- _ENTRIES PROVIDED_
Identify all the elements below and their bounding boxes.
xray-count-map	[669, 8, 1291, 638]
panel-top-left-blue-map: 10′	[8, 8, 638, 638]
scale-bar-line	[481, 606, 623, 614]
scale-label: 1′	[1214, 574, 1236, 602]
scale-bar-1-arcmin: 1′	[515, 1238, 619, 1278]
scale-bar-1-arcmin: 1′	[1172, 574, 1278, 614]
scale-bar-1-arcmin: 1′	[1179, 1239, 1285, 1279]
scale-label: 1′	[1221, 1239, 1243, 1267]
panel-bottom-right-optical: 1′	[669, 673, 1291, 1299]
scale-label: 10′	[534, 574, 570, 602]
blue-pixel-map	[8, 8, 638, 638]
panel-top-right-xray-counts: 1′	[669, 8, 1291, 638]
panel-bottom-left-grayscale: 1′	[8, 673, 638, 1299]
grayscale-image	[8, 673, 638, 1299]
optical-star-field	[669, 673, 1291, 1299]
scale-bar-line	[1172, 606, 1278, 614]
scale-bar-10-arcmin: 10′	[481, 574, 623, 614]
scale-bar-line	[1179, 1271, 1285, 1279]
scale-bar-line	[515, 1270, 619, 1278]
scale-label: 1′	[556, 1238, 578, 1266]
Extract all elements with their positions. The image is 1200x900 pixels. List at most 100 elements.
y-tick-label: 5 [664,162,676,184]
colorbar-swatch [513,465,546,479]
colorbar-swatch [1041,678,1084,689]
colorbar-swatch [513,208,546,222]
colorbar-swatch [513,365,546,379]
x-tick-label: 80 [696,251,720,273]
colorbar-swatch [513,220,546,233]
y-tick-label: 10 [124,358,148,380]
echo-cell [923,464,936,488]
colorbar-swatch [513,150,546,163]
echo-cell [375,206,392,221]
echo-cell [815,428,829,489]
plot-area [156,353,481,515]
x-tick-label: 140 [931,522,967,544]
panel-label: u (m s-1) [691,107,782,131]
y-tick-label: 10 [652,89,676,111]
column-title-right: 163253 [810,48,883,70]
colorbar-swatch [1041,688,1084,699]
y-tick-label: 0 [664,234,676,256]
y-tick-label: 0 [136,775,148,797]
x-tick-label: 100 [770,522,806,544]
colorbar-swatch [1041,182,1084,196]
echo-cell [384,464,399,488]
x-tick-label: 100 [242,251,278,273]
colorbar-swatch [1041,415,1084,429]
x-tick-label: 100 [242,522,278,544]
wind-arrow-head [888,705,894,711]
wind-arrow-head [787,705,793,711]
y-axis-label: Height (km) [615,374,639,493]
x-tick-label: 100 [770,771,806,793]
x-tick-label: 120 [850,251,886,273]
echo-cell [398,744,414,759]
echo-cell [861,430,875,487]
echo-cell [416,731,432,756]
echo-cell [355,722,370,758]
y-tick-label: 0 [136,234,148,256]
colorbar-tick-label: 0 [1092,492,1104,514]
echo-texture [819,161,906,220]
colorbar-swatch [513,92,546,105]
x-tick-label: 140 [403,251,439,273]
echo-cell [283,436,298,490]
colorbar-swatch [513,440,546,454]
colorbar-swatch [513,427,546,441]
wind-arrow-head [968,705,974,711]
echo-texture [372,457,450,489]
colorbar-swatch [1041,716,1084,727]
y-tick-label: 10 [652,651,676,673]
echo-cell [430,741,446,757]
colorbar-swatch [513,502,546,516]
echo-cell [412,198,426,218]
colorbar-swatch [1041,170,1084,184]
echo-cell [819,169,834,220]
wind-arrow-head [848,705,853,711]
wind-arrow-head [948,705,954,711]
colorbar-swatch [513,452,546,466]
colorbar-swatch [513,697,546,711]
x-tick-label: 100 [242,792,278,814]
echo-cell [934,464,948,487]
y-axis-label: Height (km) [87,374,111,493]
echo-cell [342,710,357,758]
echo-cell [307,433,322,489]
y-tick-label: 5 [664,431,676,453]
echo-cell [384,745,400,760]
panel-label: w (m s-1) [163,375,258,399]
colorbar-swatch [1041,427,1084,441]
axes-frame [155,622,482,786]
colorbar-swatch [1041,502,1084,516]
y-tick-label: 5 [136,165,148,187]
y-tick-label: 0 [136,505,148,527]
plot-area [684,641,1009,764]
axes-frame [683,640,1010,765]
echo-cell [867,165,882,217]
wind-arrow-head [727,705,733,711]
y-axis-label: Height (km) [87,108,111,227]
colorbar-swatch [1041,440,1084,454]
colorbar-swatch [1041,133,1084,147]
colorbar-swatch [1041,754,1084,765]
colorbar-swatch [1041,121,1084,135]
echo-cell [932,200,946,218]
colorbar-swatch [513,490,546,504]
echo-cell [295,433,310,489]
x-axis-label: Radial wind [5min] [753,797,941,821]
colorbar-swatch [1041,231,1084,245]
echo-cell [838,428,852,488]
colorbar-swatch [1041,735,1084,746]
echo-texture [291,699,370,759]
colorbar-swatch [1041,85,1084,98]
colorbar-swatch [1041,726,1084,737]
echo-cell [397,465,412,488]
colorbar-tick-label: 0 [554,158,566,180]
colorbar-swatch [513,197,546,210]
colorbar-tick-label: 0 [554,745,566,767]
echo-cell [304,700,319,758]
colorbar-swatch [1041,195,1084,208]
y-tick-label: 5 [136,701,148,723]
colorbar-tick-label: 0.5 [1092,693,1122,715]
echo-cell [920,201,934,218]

- _DIRECTIONS_
Can you give the lines from the very first one through the line containing "574, 1236, 602]", both included, as a JSON list of strings with one string per line and blank lines omitted?

- _SOLUTION_
[
  "Identify all the elements below and their bounding boxes.",
  "xray-count-map\t[669, 8, 1291, 638]",
  "panel-top-left-blue-map: 10′\t[8, 8, 638, 638]",
  "scale-bar-line\t[481, 606, 623, 614]",
  "scale-label: 1′\t[1214, 574, 1236, 602]"
]